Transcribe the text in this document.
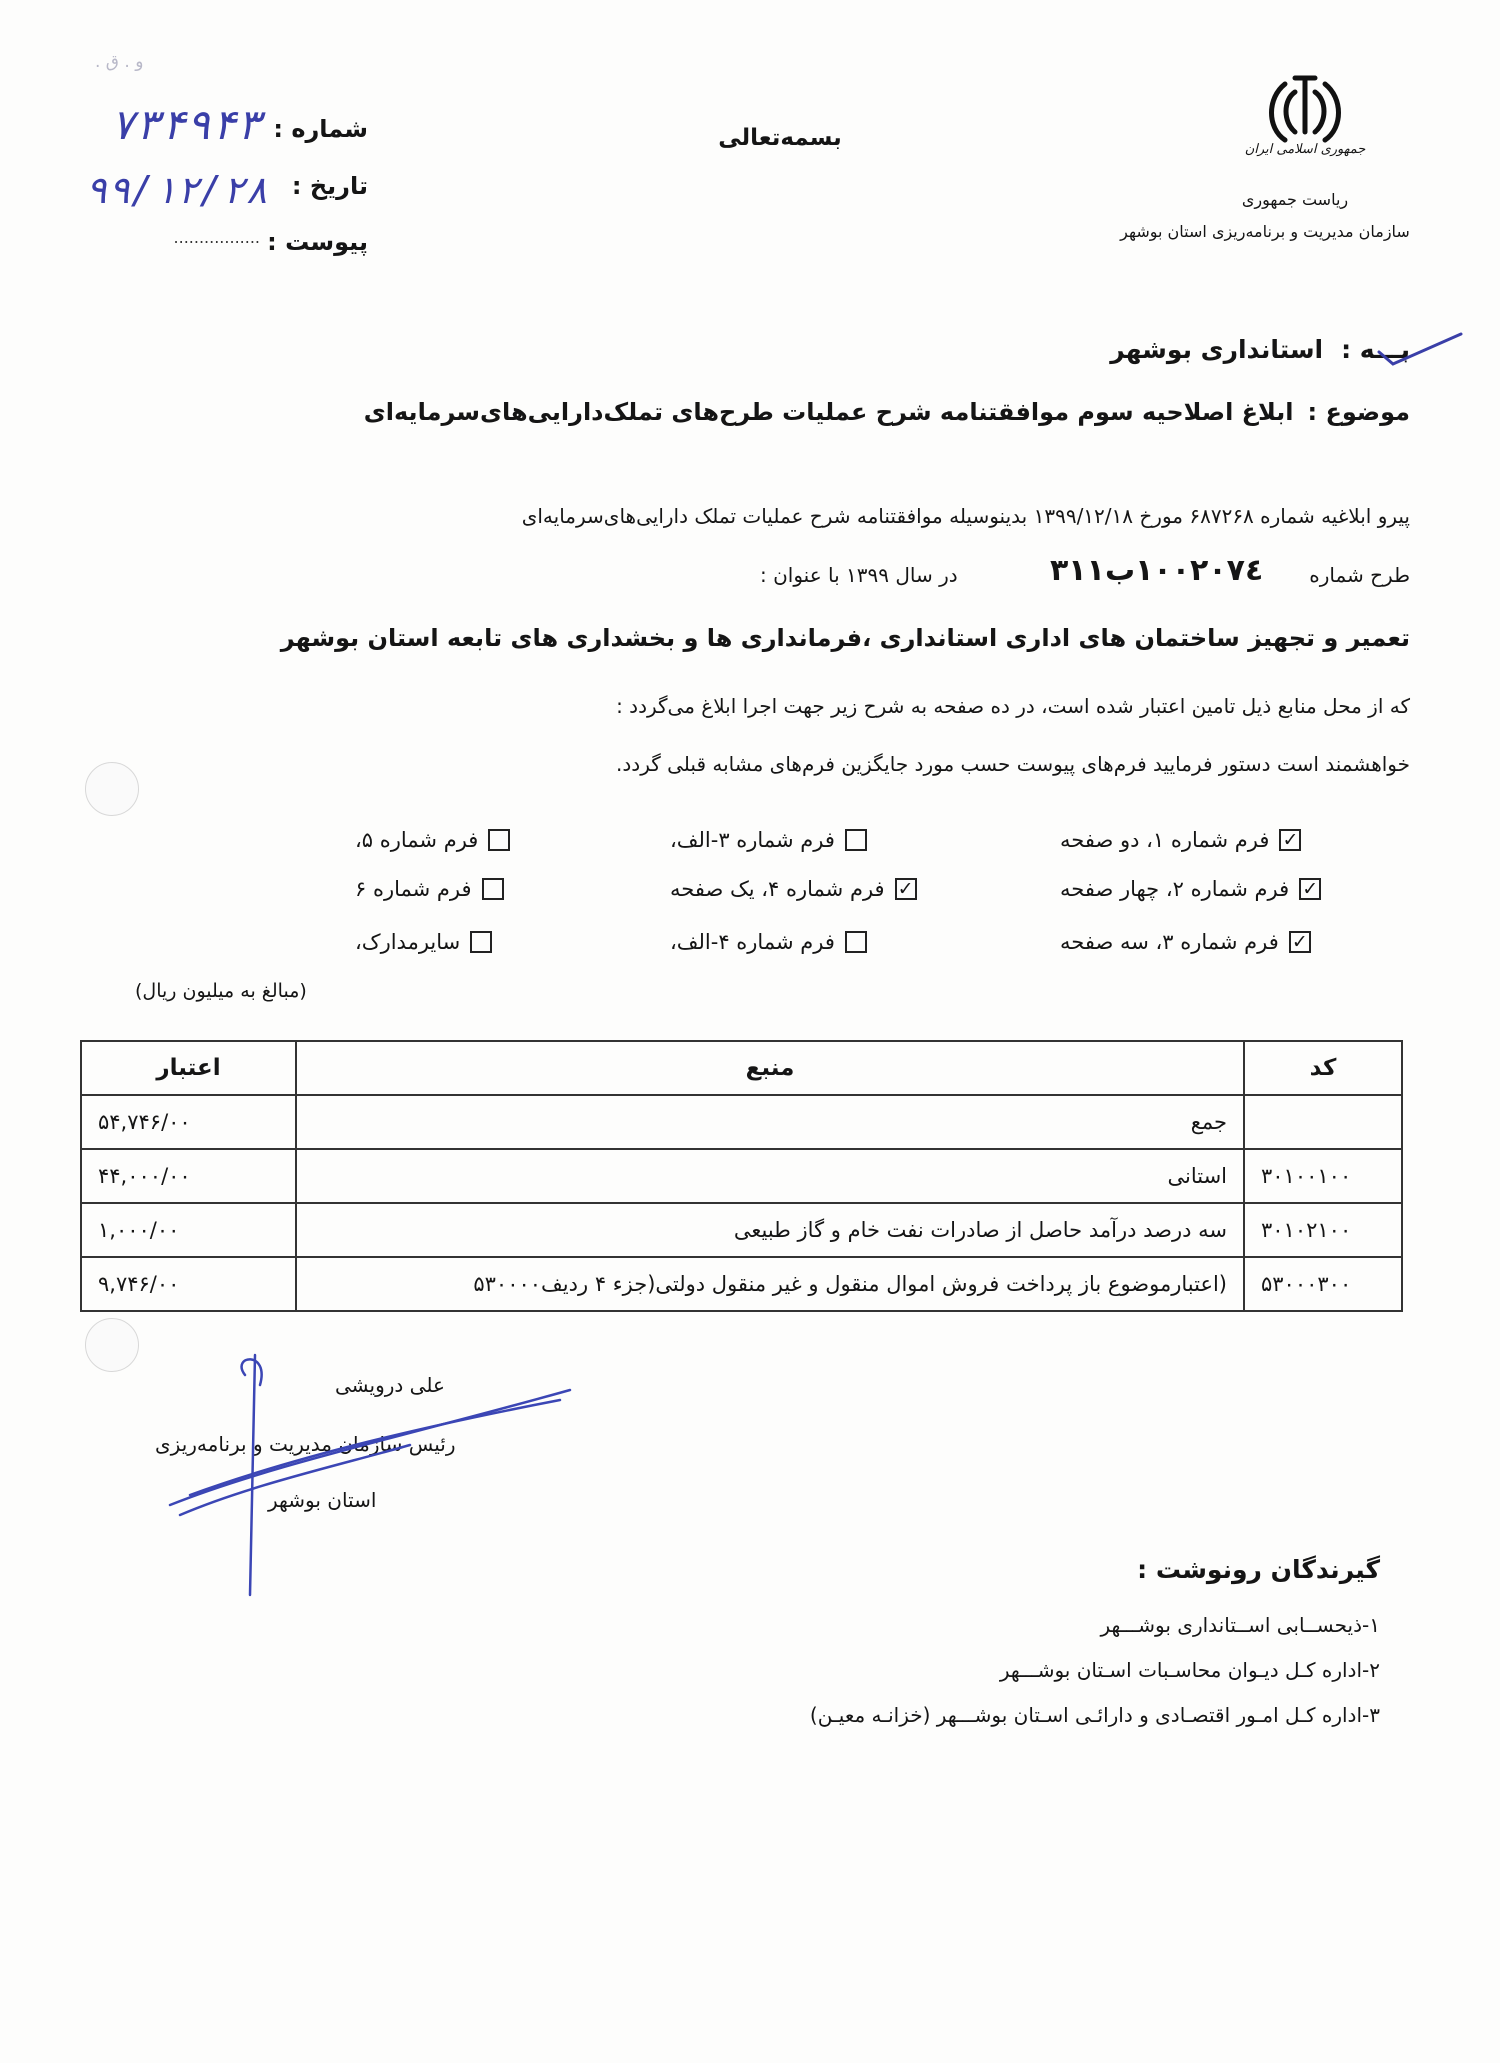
و . ق .
جمهوری اسلامی ایران
ریاست جمهوری
سازمان مدیریت و برنامه‌ریزی استان بوشهر
بسمه‌تعالی
شماره :
۷۳۴۹۴۳
تاریخ :
۹۹/۱۲/۲۸
پیوست :
.................
بـــه :
استانداری بوشهر
موضوع :
ابلاغ اصلاحیه سوم موافقتنامه شرح عملیات طرح‌های تملک‌دارایی‌های‌سرمایه‌ای
پیرو ابلاغیه شماره ۶۸۷۲۶۸ مورخ ۱۳۹۹/۱۲/۱۸ بدینوسیله موافقتنامه شرح عملیات تملک دارایی‌های‌سرمایه‌ای
طرح شماره
۱۰۰۲۰۷٤ب٣١١
در سال ۱۳۹۹ با عنوان :
تعمیر و تجهیز ساختمان های اداری استانداری ،فرمانداری ها و بخشداری های تابعه استان بوشهر
که از محل منابع ذیل تامین اعتبار شده است، در ده صفحه به شرح زیر جهت اجرا ابلاغ می‌گردد :
خواهشمند است دستور فرمایید فرم‌های پیوست حسب مورد جایگزین فرم‌های مشابه قبلی گردد.
✓
فرم شماره ۱، دو صفحه
فرم شماره ۳-الف،
فرم شماره ۵،
✓
فرم شماره ۲، چهار صفحه
✓
فرم شماره ۴، یک صفحه
فرم شماره ۶
✓
فرم شماره ۳، سه صفحه
فرم شماره ۴-الف،
سایرمدارک،
(مبالغ به میلیون ریال)
کد	منبع	اعتبار
	جمع	۵۴,۷۴۶/۰۰
۳۰۱۰۰۱۰۰	استانی	۴۴,۰۰۰/۰۰
۳۰۱۰۲۱۰۰	سه درصد درآمد حاصل از صادرات نفت خام و گاز طبیعی	۱,۰۰۰/۰۰
۵۳۰۰۰۳۰۰	(اعتبارموضوع باز پرداخت فروش اموال منقول و غیر منقول دولتی(جزء ۴ ردیف۵۳۰۰۰۰	۹,۷۴۶/۰۰
علی درویشی
رئیس سازمان مدیریت و برنامه‌ریزی
استان بوشهر
گیرندگان رونوشت :
۱-ذیحســابی اســتانداری بوشـــهر
۲-اداره کـل دیـوان محاسـبات اسـتان بوشـــهر
۳-اداره کـل امـور اقتصـادی و دارائـی اسـتان بوشـــهر (خزانـه معیـن)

────────

Task:
Write out the records above once more, word for word, with no pictures.

Answer in full:
Transcribe the text in this document.
و . ق .
جمهوری اسلامی ایران
ریاست جمهوری
سازمان مدیریت و برنامه‌ریزی استان بوشهر
بسمه‌تعالی
شماره :
۷۳۴۹۴۳
تاریخ :
۹۹/۱۲/۲۸
پیوست :
.................
بـــه :
استانداری بوشهر
موضوع :
ابلاغ اصلاحیه سوم موافقتنامه شرح عملیات طرح‌های تملک‌دارایی‌های‌سرمایه‌ای
پیرو ابلاغیه شماره ۶۸۷۲۶۸ مورخ ۱۳۹۹/۱۲/۱۸ بدینوسیله موافقتنامه شرح عملیات تملک دارایی‌های‌سرمایه‌ای
طرح شماره
۱۰۰۲۰۷٤ب٣١١
در سال ۱۳۹۹ با عنوان :
تعمیر و تجهیز ساختمان های اداری استانداری ،فرمانداری ها و بخشداری های تابعه استان بوشهر
که از محل منابع ذیل تامین اعتبار شده است، در ده صفحه به شرح زیر جهت اجرا ابلاغ می‌گردد :
خواهشمند است دستور فرمایید فرم‌های پیوست حسب مورد جایگزین فرم‌های مشابه قبلی گردد.
✓
فرم شماره ۱، دو صفحه
فرم شماره ۳-الف،
فرم شماره ۵،
✓
فرم شماره ۲، چهار صفحه
✓
فرم شماره ۴، یک صفحه
فرم شماره ۶
✓
فرم شماره ۳، سه صفحه
فرم شماره ۴-الف،
سایرمدارک،
(مبالغ به میلیون ریال)
کد	منبع	اعتبار
	جمع	۵۴,۷۴۶/۰۰
۳۰۱۰۰۱۰۰	استانی	۴۴,۰۰۰/۰۰
۳۰۱۰۲۱۰۰	سه درصد درآمد حاصل از صادرات نفت خام و گاز طبیعی	۱,۰۰۰/۰۰
۵۳۰۰۰۳۰۰	(اعتبارموضوع باز پرداخت فروش اموال منقول و غیر منقول دولتی(جزء ۴ ردیف۵۳۰۰۰۰	۹,۷۴۶/۰۰
علی درویشی
رئیس سازمان مدیریت و برنامه‌ریزی
استان بوشهر
گیرندگان رونوشت :
۱-ذیحســابی اســتانداری بوشـــهر
۲-اداره کـل دیـوان محاسـبات اسـتان بوشـــهر
۳-اداره کـل امـور اقتصـادی و دارائـی اسـتان بوشـــهر (خزانـه معیـن)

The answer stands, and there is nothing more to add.